**Goal of the exercise:**
Locate each row containing the string "title", matching case exactly, and copy those rows.

**Spatial layout entries:**
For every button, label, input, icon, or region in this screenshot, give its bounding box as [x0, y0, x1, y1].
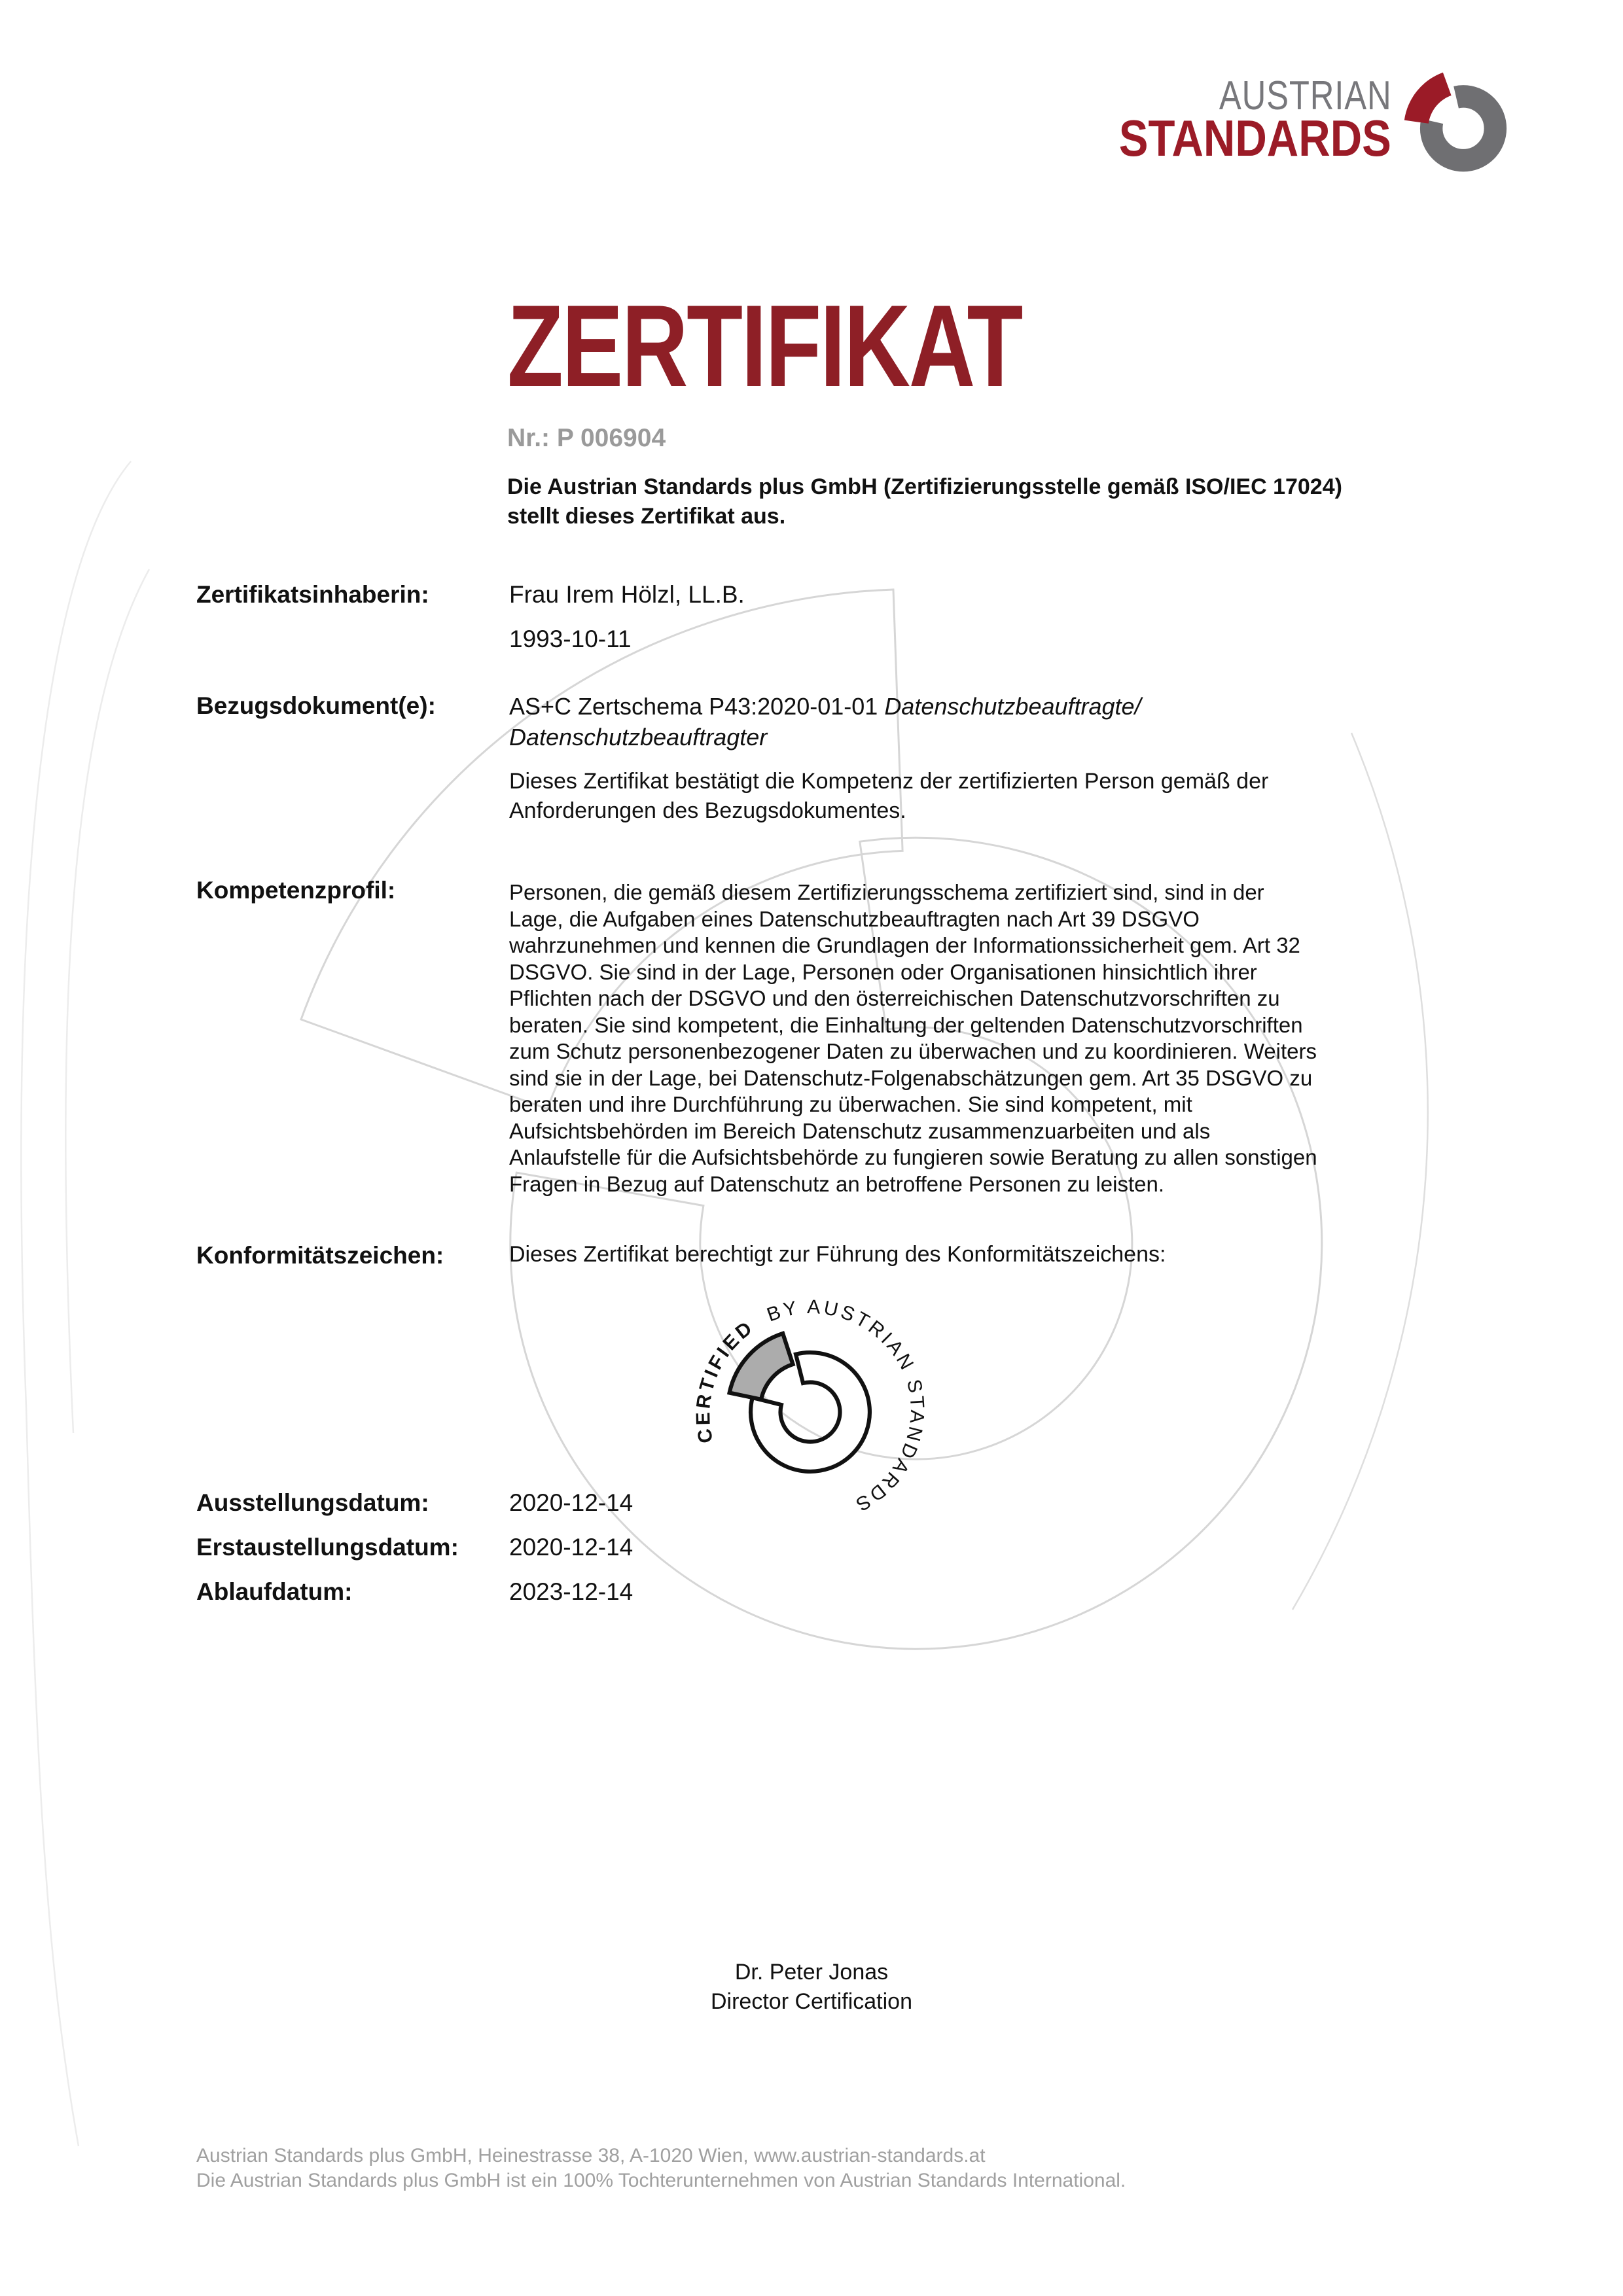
expiry-date-label: Ablaufdatum: — [196, 1578, 353, 1605]
footer-address: Austrian Standards plus GmbH, Heinestrasse 38, A-1020 Wien, www.austrian-standards.at — [196, 2145, 986, 2166]
reference-document-label: Bezugsdokument(e): — [196, 692, 436, 719]
first-issue-date-value: 2020-12-14 — [509, 1534, 633, 1561]
austrian-standards-logo — [1075, 58, 1526, 192]
reference-title-part1: Datenschutzbeauftragte/ — [884, 693, 1141, 720]
austrian-standards-ring-icon — [1400, 58, 1526, 192]
issue-date-label: Ausstellungsdatum: — [196, 1489, 429, 1516]
competence-profile-label: Kompetenzprofil: — [196, 877, 396, 904]
logo-word-austrian: AUSTRIAN — [1219, 73, 1391, 118]
issuer-statement — [507, 472, 1378, 531]
issuer-statement-line1: Die Austrian Standards plus GmbH (Zertifizierungsstelle gemäß ISO/IEC 17024) — [507, 474, 1342, 499]
certificate-number: Nr.: P 006904 — [507, 424, 666, 452]
stamp-words-by-austrian-standards: BY AUSTRIAN STANDARDS — [764, 1296, 929, 1517]
first-issue-date-label: Erstaustellungsdatum: — [196, 1534, 459, 1561]
reference-document-value — [509, 691, 1360, 752]
competence-profile-text: Personen, die gemäß diesem Zertifizierungsschema zertifiziert sind, sind in der Lage, die Aufgaben eines Datenschutzbeauftragten nach Art 39 DSGVO wahrzunehmen und kennen die Grundlagen der Informationssicherheit gem. Art 32 DSGVO. Sie sind in der Lage, Personen oder Organisationen hinsichtlich ihrer Pflichten nach der DSGVO und den österreichischen Datenschutzvorschriften zu beraten. Sie sind kompetent, die Einhaltung der geltenden Datenschutzvorschriften zum Schutz personenbezogener Daten zu überwachen und zu koordinieren. Weiters sind sie in der Lage, bei Datenschutz-Folgenabschätzungen gem. Art 35 DSGVO zu beraten und ihre Durchführung zu überwachen. Sie sind kompetent, mit Aufsichtsbehörden im Bereich Datenschutz zusammenzuarbeiten und als Anlaufstelle für die Aufsichtsbehörde zu fungieren sowie Beratung zu allen sonstigen Fragen in Bezug auf Datenschutz an betroffene Personen zu leisten. — [509, 880, 1317, 1196]
conformity-mark-label: Konformitätszeichen: — [196, 1242, 444, 1269]
logo-word-standards: STANDARDS — [1118, 109, 1391, 167]
document-title: ZERTIFIKAT — [507, 281, 1022, 411]
holder-birthdate: 1993-10-11 — [509, 626, 632, 652]
certified-stamp — [688, 1290, 932, 1534]
reference-title-part2: Datenschutzbeauftragter — [509, 724, 768, 751]
certified-stamp-caption — [692, 1296, 928, 1517]
expiry-date-value: 2023-12-14 — [509, 1578, 633, 1605]
austrian-standards-logo-text — [1075, 58, 1391, 167]
holder-label: Zertifikatsinhaberin: — [196, 581, 429, 608]
holder-name: Frau Irem Hölzl, LL.B. — [509, 581, 745, 608]
footer-company-note: Die Austrian Standards plus GmbH ist ein 100% Tochterunternehmen von Austrian Standards International. — [196, 2170, 1126, 2191]
reference-note: Dieses Zertifikat bestätigt die Kompetenz der zertifizierten Person gemäß der Anforderungen des Bezugsdokumentes. — [509, 769, 1269, 823]
signer-name: Dr. Peter Jonas — [734, 1960, 889, 1985]
signature-block — [0, 1958, 1623, 2017]
stamp-word-certified: CERTIFIED — [692, 1316, 758, 1445]
conformity-mark-text: Dieses Zertifikat berechtigt zur Führung des Konformitätszeichens: — [509, 1242, 1166, 1267]
reference-scheme: AS+C Zertschema P43:2020-01-01 — [509, 693, 885, 720]
issue-date-value: 2020-12-14 — [509, 1489, 633, 1516]
footer — [196, 2144, 1126, 2193]
signer-title: Director Certification — [711, 1989, 912, 2014]
issuer-statement-line2: stellt dieses Zertifikat aus. — [507, 504, 786, 529]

**Output below:**
reference-title-part1: Datenschutzbeauftragte/ — [884, 693, 1141, 720]
document-title: ZERTIFIKAT — [507, 281, 1022, 411]
reference-title-part2: Datenschutzbeauftragter — [509, 724, 768, 751]
signer-title: Director Certification — [711, 1989, 912, 2014]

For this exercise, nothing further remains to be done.